## Stated exercise
Retype the records below word for word and omit any image.

* Begin *

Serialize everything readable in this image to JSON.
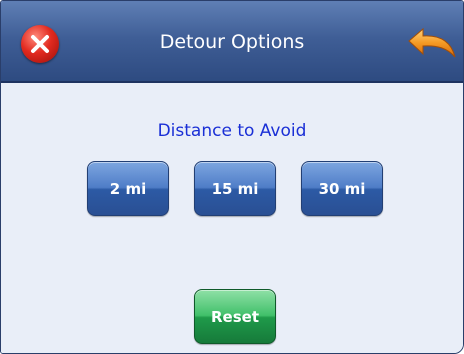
{
  "header": {
    "title": "Detour Options",
    "close_icon": "close-icon",
    "back_icon": "back-arrow-icon"
  },
  "main": {
    "heading": "Distance to Avoid",
    "options": [
      {
        "label": "2 mi"
      },
      {
        "label": "15 mi"
      },
      {
        "label": "30 mi"
      }
    ],
    "reset_label": "Reset"
  },
  "colors": {
    "titlebar": "#3f5e96",
    "heading_text": "#1a2fd6",
    "option_button": "#4f7dc7",
    "reset_button": "#41c06a",
    "close_button": "#e22a1f",
    "back_arrow": "#f28a1a"
  }
}
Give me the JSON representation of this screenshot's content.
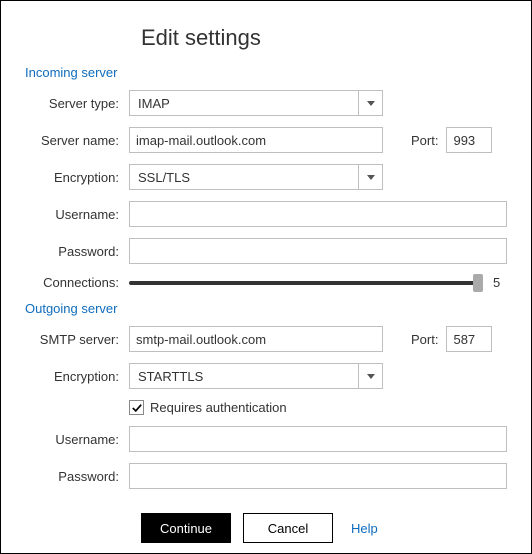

* End *

## Problem solution
Serialize everything readable in this image to JSON.
{
  "header": {
    "title": "Detour Options",
    "close_icon": "close-icon",
    "back_icon": "back-arrow-icon"
  },
  "main": {
    "heading": "Distance to Avoid",
    "options": [
      {
        "label": "2 mi"
      },
      {
        "label": "15 mi"
      },
      {
        "label": "30 mi"
      }
    ],
    "reset_label": "Reset"
  },
  "colors": {
    "titlebar": "#3f5e96",
    "heading_text": "#1a2fd6",
    "option_button": "#4f7dc7",
    "reset_button": "#41c06a",
    "close_button": "#e22a1f",
    "back_arrow": "#f28a1a"
  }
}
Give me the JSON representation of this screenshot's content.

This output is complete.